Recorded data
:::

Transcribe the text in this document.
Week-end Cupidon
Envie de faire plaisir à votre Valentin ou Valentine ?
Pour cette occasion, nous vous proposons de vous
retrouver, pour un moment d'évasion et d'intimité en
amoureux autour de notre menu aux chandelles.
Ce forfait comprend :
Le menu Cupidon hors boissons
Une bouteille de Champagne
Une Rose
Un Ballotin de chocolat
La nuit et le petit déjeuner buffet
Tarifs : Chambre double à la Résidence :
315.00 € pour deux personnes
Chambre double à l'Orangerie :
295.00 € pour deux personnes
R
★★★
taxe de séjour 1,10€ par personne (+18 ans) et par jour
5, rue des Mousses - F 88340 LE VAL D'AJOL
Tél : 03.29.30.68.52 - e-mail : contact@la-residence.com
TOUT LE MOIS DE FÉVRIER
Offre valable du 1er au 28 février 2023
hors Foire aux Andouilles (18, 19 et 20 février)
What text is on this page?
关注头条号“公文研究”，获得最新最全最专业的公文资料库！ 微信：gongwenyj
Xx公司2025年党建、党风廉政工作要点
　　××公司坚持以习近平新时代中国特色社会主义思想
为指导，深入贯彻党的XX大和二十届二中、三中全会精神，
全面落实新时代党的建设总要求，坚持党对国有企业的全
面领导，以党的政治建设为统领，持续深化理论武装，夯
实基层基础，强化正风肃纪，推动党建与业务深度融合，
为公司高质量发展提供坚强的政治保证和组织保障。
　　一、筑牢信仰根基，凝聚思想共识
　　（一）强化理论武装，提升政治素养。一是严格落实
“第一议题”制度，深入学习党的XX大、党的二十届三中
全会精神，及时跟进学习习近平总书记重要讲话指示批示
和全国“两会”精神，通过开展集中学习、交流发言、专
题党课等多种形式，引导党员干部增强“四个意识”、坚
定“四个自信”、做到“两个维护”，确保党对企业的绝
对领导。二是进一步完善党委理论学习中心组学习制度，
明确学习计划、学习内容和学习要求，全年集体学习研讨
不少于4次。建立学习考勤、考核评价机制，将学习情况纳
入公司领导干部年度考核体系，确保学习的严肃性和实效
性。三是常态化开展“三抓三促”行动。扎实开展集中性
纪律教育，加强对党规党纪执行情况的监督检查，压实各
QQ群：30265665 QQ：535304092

:::

Exercise
In the records above, locate every line with the string "Cupidon" and copy it.

Answer in full
Week-end Cupidon
Le menu Cupidon hors boissons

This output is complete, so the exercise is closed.